• EXERCISE DATA:
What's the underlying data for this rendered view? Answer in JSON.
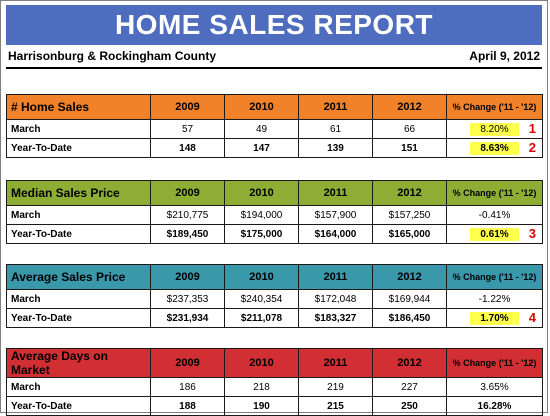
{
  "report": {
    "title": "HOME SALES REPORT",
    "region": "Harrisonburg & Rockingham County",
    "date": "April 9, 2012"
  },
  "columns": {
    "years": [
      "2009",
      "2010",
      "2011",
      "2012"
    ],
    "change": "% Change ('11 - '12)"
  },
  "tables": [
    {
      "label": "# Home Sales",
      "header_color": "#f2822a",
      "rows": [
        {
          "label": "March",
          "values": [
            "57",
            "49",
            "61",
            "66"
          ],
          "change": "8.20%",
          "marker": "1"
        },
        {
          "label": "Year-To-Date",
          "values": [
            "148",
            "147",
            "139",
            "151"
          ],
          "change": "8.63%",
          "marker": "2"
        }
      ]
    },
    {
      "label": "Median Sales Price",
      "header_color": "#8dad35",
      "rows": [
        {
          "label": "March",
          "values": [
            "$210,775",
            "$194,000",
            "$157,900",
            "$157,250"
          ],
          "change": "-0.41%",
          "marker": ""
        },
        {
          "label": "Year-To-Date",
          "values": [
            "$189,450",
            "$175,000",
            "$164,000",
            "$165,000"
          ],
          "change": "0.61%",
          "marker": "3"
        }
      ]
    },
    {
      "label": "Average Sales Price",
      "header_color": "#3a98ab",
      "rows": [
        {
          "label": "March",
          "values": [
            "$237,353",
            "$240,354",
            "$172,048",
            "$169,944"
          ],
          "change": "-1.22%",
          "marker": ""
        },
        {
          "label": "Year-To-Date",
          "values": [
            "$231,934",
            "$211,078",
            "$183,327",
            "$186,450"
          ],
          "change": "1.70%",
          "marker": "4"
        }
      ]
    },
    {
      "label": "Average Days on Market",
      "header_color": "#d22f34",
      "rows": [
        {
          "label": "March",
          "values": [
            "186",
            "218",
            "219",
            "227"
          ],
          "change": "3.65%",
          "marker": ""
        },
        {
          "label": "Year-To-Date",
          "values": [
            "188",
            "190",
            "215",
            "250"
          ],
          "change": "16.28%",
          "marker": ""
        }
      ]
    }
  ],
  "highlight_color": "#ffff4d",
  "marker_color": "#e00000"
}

• INSTRUCTIONS FOR THE TASK:
Quote the entries in full. Any image among them is to be omitted from the copy.

• TASK SOLUTION:
What's the underlying data for this rendered view? Answer in JSON.
{
  "report": {
    "title": "HOME SALES REPORT",
    "region": "Harrisonburg & Rockingham County",
    "date": "April 9, 2012"
  },
  "columns": {
    "years": [
      "2009",
      "2010",
      "2011",
      "2012"
    ],
    "change": "% Change ('11 - '12)"
  },
  "tables": [
    {
      "label": "# Home Sales",
      "header_color": "#f2822a",
      "rows": [
        {
          "label": "March",
          "values": [
            "57",
            "49",
            "61",
            "66"
          ],
          "change": "8.20%",
          "marker": "1"
        },
        {
          "label": "Year-To-Date",
          "values": [
            "148",
            "147",
            "139",
            "151"
          ],
          "change": "8.63%",
          "marker": "2"
        }
      ]
    },
    {
      "label": "Median Sales Price",
      "header_color": "#8dad35",
      "rows": [
        {
          "label": "March",
          "values": [
            "$210,775",
            "$194,000",
            "$157,900",
            "$157,250"
          ],
          "change": "-0.41%",
          "marker": ""
        },
        {
          "label": "Year-To-Date",
          "values": [
            "$189,450",
            "$175,000",
            "$164,000",
            "$165,000"
          ],
          "change": "0.61%",
          "marker": "3"
        }
      ]
    },
    {
      "label": "Average Sales Price",
      "header_color": "#3a98ab",
      "rows": [
        {
          "label": "March",
          "values": [
            "$237,353",
            "$240,354",
            "$172,048",
            "$169,944"
          ],
          "change": "-1.22%",
          "marker": ""
        },
        {
          "label": "Year-To-Date",
          "values": [
            "$231,934",
            "$211,078",
            "$183,327",
            "$186,450"
          ],
          "change": "1.70%",
          "marker": "4"
        }
      ]
    },
    {
      "label": "Average Days on Market",
      "header_color": "#d22f34",
      "rows": [
        {
          "label": "March",
          "values": [
            "186",
            "218",
            "219",
            "227"
          ],
          "change": "3.65%",
          "marker": ""
        },
        {
          "label": "Year-To-Date",
          "values": [
            "188",
            "190",
            "215",
            "250"
          ],
          "change": "16.28%",
          "marker": ""
        }
      ]
    }
  ],
  "highlight_color": "#ffff4d",
  "marker_color": "#e00000"
}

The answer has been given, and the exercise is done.